Job —
Write out all of the entries that follow, word for word, but skip the pictures.

★ ★ ★

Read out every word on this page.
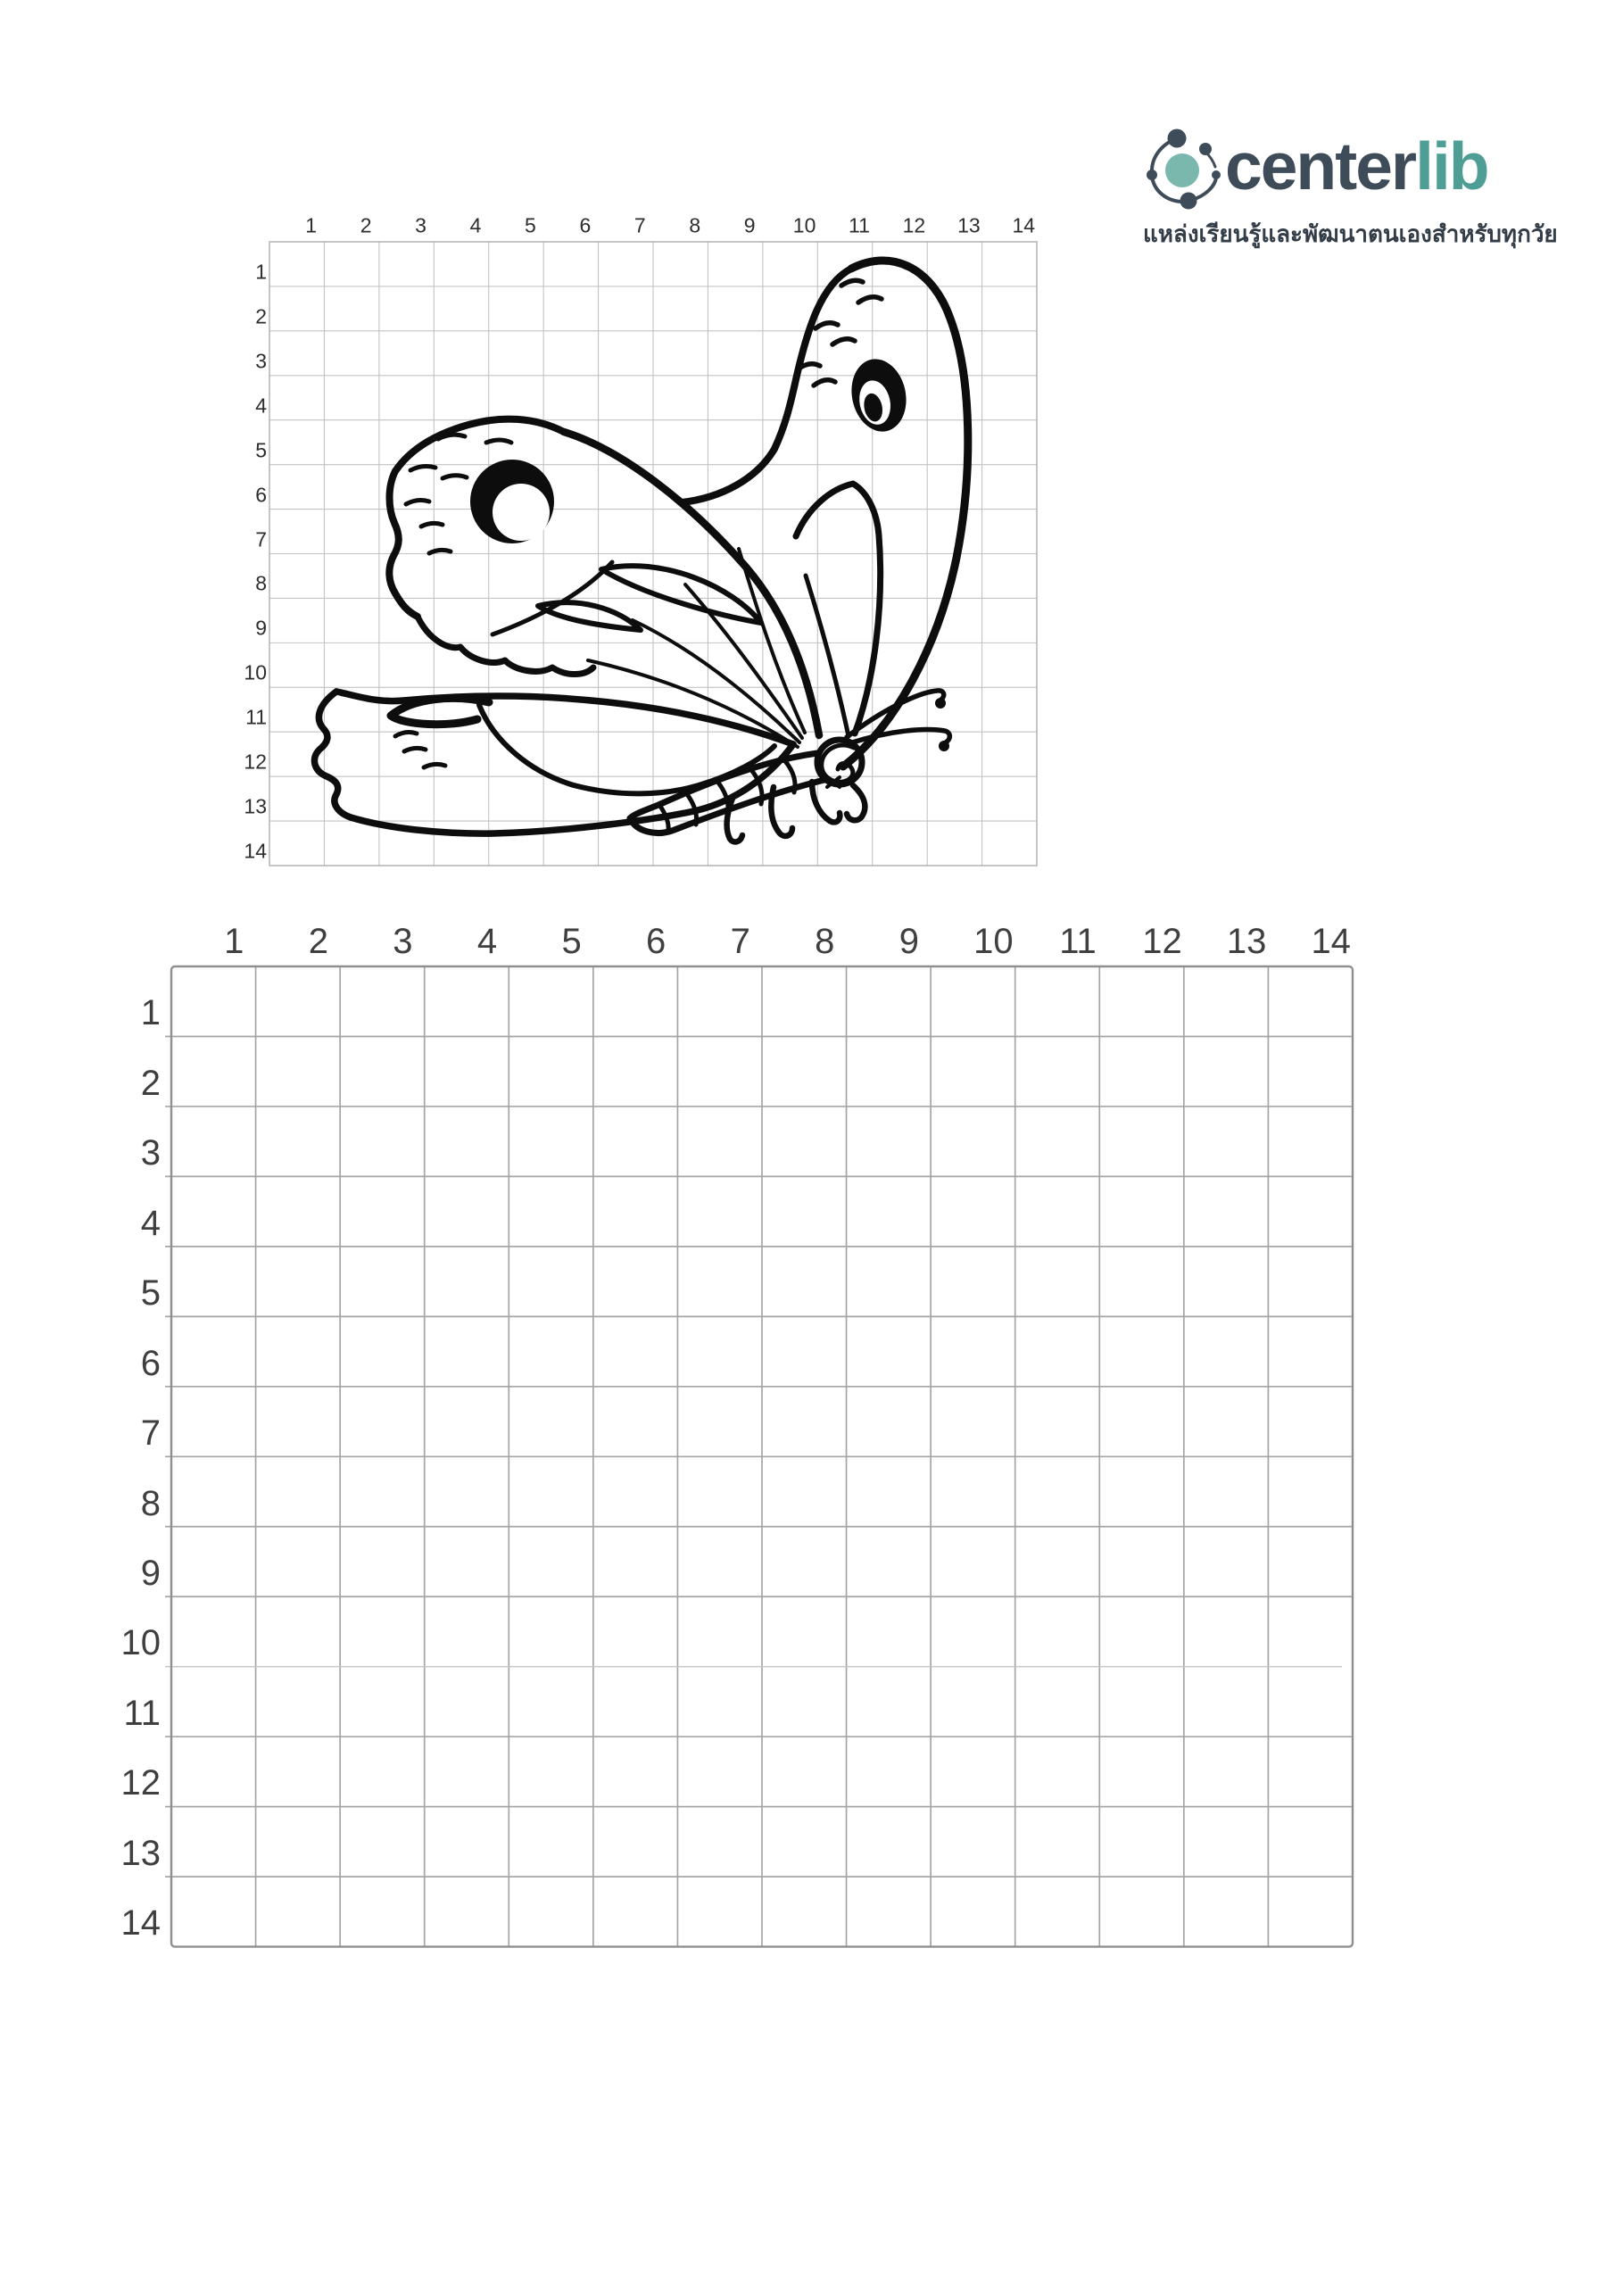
centerlib
แหล่งเรียนรู้และพัฒนาตนเองสำหรับทุกวัย
1 2 3 4 5 6 7 8 9 10 11 12 13 14
1
2
3
4
5
6
7
8
9
10
11
12
13
14
1 2 3 4 5 6 7 8 9 10 11 12 13 14
1
2
3
4
5
6
7
8
9
10
11
12
13
14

★ ★ ★

Answer for the task —
Read out every word on this page.
centerlib
แหล่งเรียนรู้และพัฒนาตนเองสำหรับทุกวัย
1 2 3 4 5 6 7 8 9 10 11 12 13 14
1
2
3
4
5
6
7
8
9
10
11
12
13
14
1 2 3 4 5 6 7 8 9 10 11 12 13 14
1
2
3
4
5
6
7
8
9
10
11
12
13
14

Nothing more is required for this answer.